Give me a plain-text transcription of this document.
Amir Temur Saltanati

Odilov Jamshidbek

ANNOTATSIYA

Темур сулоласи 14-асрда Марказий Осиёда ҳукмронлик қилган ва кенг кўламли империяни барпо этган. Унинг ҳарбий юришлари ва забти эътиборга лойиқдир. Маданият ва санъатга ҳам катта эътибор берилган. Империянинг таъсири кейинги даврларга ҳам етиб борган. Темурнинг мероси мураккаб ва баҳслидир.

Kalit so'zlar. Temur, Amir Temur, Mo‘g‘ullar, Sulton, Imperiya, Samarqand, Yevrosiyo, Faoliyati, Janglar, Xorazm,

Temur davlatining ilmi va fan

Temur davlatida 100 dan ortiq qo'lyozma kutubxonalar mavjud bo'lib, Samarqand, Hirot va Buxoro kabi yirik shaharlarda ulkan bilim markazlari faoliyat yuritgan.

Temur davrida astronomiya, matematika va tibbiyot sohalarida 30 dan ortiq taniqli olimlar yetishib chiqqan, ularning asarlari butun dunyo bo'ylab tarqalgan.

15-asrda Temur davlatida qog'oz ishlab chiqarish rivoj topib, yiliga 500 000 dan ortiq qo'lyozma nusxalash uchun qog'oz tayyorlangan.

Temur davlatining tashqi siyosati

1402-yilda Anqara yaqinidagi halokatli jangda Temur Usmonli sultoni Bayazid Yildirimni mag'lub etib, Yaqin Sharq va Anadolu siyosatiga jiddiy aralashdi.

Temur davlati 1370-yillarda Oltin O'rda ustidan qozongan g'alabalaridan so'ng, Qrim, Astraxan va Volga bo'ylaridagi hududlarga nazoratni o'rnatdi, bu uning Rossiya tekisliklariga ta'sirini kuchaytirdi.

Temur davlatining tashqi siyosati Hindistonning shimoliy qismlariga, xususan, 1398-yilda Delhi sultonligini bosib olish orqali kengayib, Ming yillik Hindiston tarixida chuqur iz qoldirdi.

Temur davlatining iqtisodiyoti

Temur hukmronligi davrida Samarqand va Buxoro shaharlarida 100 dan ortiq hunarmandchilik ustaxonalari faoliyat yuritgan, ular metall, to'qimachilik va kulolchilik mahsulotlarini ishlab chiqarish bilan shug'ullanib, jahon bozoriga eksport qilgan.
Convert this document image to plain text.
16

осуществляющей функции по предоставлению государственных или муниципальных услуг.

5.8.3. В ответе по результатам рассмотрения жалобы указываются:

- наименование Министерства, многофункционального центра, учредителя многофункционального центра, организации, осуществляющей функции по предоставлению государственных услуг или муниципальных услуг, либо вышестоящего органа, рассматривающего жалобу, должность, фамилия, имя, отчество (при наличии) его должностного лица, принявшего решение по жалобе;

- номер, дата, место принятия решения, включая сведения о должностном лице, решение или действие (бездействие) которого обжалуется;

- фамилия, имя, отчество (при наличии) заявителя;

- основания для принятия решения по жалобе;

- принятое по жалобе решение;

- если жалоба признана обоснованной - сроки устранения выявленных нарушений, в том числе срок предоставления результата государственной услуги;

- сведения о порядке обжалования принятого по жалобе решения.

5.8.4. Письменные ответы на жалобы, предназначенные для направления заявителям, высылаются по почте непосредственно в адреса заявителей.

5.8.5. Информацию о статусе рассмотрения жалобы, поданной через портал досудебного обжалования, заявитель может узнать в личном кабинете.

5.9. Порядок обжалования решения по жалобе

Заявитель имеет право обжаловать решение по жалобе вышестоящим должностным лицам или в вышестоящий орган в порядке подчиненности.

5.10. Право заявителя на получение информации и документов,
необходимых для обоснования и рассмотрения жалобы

******

- **Problem statement**
Show every line of the records above that contains the word "решения".

- **Response for this exercise**
- номер, дата, место принятия решения, включая сведения о должностном лице, решение или действие (бездействие) которого обжалуется;
- основания для принятия решения по жалобе;
- сведения о порядке обжалования принятого по жалобе решения.
5.9. Порядок обжалования решения по жалобе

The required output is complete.